What is expected ::
Copy out every line of the records where the string "思路分析" occurs.

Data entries
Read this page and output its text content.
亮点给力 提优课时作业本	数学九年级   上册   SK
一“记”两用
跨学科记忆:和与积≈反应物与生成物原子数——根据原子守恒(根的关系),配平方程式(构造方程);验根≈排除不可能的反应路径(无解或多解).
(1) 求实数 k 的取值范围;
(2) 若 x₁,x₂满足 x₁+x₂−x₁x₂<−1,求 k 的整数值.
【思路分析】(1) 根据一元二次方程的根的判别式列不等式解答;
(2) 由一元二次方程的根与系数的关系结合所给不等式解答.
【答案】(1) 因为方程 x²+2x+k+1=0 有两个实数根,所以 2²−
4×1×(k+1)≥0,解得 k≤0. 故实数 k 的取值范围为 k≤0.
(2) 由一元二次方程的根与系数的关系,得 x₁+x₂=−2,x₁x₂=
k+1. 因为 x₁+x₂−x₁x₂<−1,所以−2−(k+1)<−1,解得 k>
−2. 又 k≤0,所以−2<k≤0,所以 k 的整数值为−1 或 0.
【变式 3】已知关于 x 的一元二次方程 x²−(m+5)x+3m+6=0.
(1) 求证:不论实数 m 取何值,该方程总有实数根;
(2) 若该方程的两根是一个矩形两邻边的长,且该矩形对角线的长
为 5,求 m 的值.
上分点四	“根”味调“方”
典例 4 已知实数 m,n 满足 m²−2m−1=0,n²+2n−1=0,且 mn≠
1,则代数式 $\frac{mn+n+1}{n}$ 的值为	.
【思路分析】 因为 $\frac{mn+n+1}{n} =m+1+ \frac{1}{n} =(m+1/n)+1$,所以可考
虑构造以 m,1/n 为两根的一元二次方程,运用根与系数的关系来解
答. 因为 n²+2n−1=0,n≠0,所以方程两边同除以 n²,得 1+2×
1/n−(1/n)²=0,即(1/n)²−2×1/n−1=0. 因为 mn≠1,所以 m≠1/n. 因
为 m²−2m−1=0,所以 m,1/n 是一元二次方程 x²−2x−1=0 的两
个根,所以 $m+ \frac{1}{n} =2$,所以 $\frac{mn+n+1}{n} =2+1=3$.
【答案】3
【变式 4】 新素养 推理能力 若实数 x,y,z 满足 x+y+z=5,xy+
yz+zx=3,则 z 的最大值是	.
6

Written answer ::
【思路分析】(1) 根据一元二次方程的根的判别式列不等式解答;
【思路分析】 因为 $\frac{mn+n+1}{n} =m+1+ \frac{1}{n} =(m+1/n)+1$,所以可考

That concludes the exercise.